• _Exercise description_
Using the data below, repeat all of it precisely.

Stored data entries
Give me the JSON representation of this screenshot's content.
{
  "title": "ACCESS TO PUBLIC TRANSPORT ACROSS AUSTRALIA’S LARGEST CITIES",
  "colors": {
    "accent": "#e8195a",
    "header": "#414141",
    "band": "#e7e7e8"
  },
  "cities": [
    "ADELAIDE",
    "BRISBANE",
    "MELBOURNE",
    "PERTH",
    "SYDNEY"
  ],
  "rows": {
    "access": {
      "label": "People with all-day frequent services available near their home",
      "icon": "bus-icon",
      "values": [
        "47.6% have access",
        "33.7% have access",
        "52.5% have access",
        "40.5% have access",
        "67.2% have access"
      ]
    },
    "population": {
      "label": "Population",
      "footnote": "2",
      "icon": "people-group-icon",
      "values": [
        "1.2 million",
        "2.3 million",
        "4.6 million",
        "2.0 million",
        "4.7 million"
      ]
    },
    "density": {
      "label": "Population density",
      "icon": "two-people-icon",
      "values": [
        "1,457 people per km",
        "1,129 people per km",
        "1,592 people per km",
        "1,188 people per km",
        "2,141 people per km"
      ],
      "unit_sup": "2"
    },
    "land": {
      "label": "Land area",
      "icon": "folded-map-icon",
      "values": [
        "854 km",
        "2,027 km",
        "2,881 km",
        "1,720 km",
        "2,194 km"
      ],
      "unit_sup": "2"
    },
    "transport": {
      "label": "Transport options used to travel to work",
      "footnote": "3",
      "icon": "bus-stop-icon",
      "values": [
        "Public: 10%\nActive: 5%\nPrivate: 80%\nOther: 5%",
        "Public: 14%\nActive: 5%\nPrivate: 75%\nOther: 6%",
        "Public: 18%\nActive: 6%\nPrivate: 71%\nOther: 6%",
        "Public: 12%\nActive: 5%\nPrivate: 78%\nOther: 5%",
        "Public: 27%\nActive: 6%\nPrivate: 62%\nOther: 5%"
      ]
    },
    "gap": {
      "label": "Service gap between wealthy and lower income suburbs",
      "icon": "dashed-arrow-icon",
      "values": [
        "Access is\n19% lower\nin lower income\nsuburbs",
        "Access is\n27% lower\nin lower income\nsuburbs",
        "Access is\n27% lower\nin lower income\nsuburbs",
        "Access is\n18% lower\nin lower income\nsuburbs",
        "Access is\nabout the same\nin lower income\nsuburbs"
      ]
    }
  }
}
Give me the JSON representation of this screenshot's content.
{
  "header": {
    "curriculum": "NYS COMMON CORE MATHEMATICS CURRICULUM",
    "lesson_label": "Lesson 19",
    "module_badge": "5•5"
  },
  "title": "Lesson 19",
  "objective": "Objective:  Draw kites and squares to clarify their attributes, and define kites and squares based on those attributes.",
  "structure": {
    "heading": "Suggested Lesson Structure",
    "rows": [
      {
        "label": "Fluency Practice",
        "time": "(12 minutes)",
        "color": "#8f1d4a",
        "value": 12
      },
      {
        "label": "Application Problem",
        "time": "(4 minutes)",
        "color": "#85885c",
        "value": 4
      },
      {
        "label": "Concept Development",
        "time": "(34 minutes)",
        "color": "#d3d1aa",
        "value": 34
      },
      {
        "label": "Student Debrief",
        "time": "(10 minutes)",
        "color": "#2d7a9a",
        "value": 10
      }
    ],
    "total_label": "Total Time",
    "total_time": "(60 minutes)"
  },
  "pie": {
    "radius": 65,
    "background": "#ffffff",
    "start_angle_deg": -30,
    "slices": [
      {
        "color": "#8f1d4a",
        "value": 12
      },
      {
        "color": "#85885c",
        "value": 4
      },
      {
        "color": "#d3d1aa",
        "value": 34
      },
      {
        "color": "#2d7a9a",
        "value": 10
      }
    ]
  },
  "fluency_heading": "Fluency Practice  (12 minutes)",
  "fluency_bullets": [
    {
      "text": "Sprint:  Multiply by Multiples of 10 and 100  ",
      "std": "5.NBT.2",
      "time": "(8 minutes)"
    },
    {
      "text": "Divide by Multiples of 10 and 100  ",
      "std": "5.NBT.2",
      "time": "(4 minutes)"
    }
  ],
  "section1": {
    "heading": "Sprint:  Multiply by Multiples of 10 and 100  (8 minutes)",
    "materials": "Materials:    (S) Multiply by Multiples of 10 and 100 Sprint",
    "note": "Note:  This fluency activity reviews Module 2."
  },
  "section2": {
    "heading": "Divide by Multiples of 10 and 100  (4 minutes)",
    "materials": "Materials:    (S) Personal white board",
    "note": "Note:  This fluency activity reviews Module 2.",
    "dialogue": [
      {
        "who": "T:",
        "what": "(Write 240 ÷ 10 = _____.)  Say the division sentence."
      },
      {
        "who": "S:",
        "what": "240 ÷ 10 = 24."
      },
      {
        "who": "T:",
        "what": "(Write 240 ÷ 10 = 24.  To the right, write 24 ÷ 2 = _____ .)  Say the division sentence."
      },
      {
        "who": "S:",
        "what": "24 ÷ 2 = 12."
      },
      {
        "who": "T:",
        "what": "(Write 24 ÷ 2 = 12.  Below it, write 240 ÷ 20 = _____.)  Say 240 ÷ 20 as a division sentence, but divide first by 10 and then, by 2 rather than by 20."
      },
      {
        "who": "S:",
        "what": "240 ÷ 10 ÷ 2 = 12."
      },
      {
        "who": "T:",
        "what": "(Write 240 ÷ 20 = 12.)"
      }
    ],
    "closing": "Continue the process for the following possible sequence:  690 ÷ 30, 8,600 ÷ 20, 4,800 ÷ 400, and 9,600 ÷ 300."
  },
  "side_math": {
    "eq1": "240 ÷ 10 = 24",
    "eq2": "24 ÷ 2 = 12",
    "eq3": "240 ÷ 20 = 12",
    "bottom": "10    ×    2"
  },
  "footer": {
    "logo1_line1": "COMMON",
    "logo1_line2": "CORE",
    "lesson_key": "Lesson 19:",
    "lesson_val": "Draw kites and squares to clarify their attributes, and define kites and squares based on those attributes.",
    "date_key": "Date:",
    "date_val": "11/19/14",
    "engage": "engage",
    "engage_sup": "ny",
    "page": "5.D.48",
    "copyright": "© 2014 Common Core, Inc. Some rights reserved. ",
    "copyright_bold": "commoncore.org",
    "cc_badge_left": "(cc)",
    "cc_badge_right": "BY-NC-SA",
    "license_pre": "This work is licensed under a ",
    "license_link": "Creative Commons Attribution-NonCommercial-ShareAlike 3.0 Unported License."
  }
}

• _Completed exercise_
Give me the JSON representation of this screenshot's content.
{
  "title": "ACCESS TO PUBLIC TRANSPORT ACROSS AUSTRALIA’S LARGEST CITIES",
  "colors": {
    "accent": "#e8195a",
    "header": "#414141",
    "band": "#e7e7e8"
  },
  "cities": [
    "ADELAIDE",
    "BRISBANE",
    "MELBOURNE",
    "PERTH",
    "SYDNEY"
  ],
  "rows": {
    "access": {
      "label": "People with all-day frequent services available near their home",
      "icon": "bus-icon",
      "values": [
        "47.6% have access",
        "33.7% have access",
        "52.5% have access",
        "40.5% have access",
        "67.2% have access"
      ]
    },
    "population": {
      "label": "Population",
      "footnote": "2",
      "icon": "people-group-icon",
      "values": [
        "1.2 million",
        "2.3 million",
        "4.6 million",
        "2.0 million",
        "4.7 million"
      ]
    },
    "density": {
      "label": "Population density",
      "icon": "two-people-icon",
      "values": [
        "1,457 people per km",
        "1,129 people per km",
        "1,592 people per km",
        "1,188 people per km",
        "2,141 people per km"
      ],
      "unit_sup": "2"
    },
    "land": {
      "label": "Land area",
      "icon": "folded-map-icon",
      "values": [
        "854 km",
        "2,027 km",
        "2,881 km",
        "1,720 km",
        "2,194 km"
      ],
      "unit_sup": "2"
    },
    "transport": {
      "label": "Transport options used to travel to work",
      "footnote": "3",
      "icon": "bus-stop-icon",
      "values": [
        "Public: 10%\nActive: 5%\nPrivate: 80%\nOther: 5%",
        "Public: 14%\nActive: 5%\nPrivate: 75%\nOther: 6%",
        "Public: 18%\nActive: 6%\nPrivate: 71%\nOther: 6%",
        "Public: 12%\nActive: 5%\nPrivate: 78%\nOther: 5%",
        "Public: 27%\nActive: 6%\nPrivate: 62%\nOther: 5%"
      ]
    },
    "gap": {
      "label": "Service gap between wealthy and lower income suburbs",
      "icon": "dashed-arrow-icon",
      "values": [
        "Access is\n19% lower\nin lower income\nsuburbs",
        "Access is\n27% lower\nin lower income\nsuburbs",
        "Access is\n27% lower\nin lower income\nsuburbs",
        "Access is\n18% lower\nin lower income\nsuburbs",
        "Access is\nabout the same\nin lower income\nsuburbs"
      ]
    }
  }
}
Give me the JSON representation of this screenshot's content.
{
  "header": {
    "curriculum": "NYS COMMON CORE MATHEMATICS CURRICULUM",
    "lesson_label": "Lesson 19",
    "module_badge": "5•5"
  },
  "title": "Lesson 19",
  "objective": "Objective:  Draw kites and squares to clarify their attributes, and define kites and squares based on those attributes.",
  "structure": {
    "heading": "Suggested Lesson Structure",
    "rows": [
      {
        "label": "Fluency Practice",
        "time": "(12 minutes)",
        "color": "#8f1d4a",
        "value": 12
      },
      {
        "label": "Application Problem",
        "time": "(4 minutes)",
        "color": "#85885c",
        "value": 4
      },
      {
        "label": "Concept Development",
        "time": "(34 minutes)",
        "color": "#d3d1aa",
        "value": 34
      },
      {
        "label": "Student Debrief",
        "time": "(10 minutes)",
        "color": "#2d7a9a",
        "value": 10
      }
    ],
    "total_label": "Total Time",
    "total_time": "(60 minutes)"
  },
  "pie": {
    "radius": 65,
    "background": "#ffffff",
    "start_angle_deg": -30,
    "slices": [
      {
        "color": "#8f1d4a",
        "value": 12
      },
      {
        "color": "#85885c",
        "value": 4
      },
      {
        "color": "#d3d1aa",
        "value": 34
      },
      {
        "color": "#2d7a9a",
        "value": 10
      }
    ]
  },
  "fluency_heading": "Fluency Practice  (12 minutes)",
  "fluency_bullets": [
    {
      "text": "Sprint:  Multiply by Multiples of 10 and 100  ",
      "std": "5.NBT.2",
      "time": "(8 minutes)"
    },
    {
      "text": "Divide by Multiples of 10 and 100  ",
      "std": "5.NBT.2",
      "time": "(4 minutes)"
    }
  ],
  "section1": {
    "heading": "Sprint:  Multiply by Multiples of 10 and 100  (8 minutes)",
    "materials": "Materials:    (S) Multiply by Multiples of 10 and 100 Sprint",
    "note": "Note:  This fluency activity reviews Module 2."
  },
  "section2": {
    "heading": "Divide by Multiples of 10 and 100  (4 minutes)",
    "materials": "Materials:    (S) Personal white board",
    "note": "Note:  This fluency activity reviews Module 2.",
    "dialogue": [
      {
        "who": "T:",
        "what": "(Write 240 ÷ 10 = _____.)  Say the division sentence."
      },
      {
        "who": "S:",
        "what": "240 ÷ 10 = 24."
      },
      {
        "who": "T:",
        "what": "(Write 240 ÷ 10 = 24.  To the right, write 24 ÷ 2 = _____ .)  Say the division sentence."
      },
      {
        "who": "S:",
        "what": "24 ÷ 2 = 12."
      },
      {
        "who": "T:",
        "what": "(Write 24 ÷ 2 = 12.  Below it, write 240 ÷ 20 = _____.)  Say 240 ÷ 20 as a division sentence, but divide first by 10 and then, by 2 rather than by 20."
      },
      {
        "who": "S:",
        "what": "240 ÷ 10 ÷ 2 = 12."
      },
      {
        "who": "T:",
        "what": "(Write 240 ÷ 20 = 12.)"
      }
    ],
    "closing": "Continue the process for the following possible sequence:  690 ÷ 30, 8,600 ÷ 20, 4,800 ÷ 400, and 9,600 ÷ 300."
  },
  "side_math": {
    "eq1": "240 ÷ 10 = 24",
    "eq2": "24 ÷ 2 = 12",
    "eq3": "240 ÷ 20 = 12",
    "bottom": "10    ×    2"
  },
  "footer": {
    "logo1_line1": "COMMON",
    "logo1_line2": "CORE",
    "lesson_key": "Lesson 19:",
    "lesson_val": "Draw kites and squares to clarify their attributes, and define kites and squares based on those attributes.",
    "date_key": "Date:",
    "date_val": "11/19/14",
    "engage": "engage",
    "engage_sup": "ny",
    "page": "5.D.48",
    "copyright": "© 2014 Common Core, Inc. Some rights reserved. ",
    "copyright_bold": "commoncore.org",
    "cc_badge_left": "(cc)",
    "cc_badge_right": "BY-NC-SA",
    "license_pre": "This work is licensed under a ",
    "license_link": "Creative Commons Attribution-NonCommercial-ShareAlike 3.0 Unported License."
  }
}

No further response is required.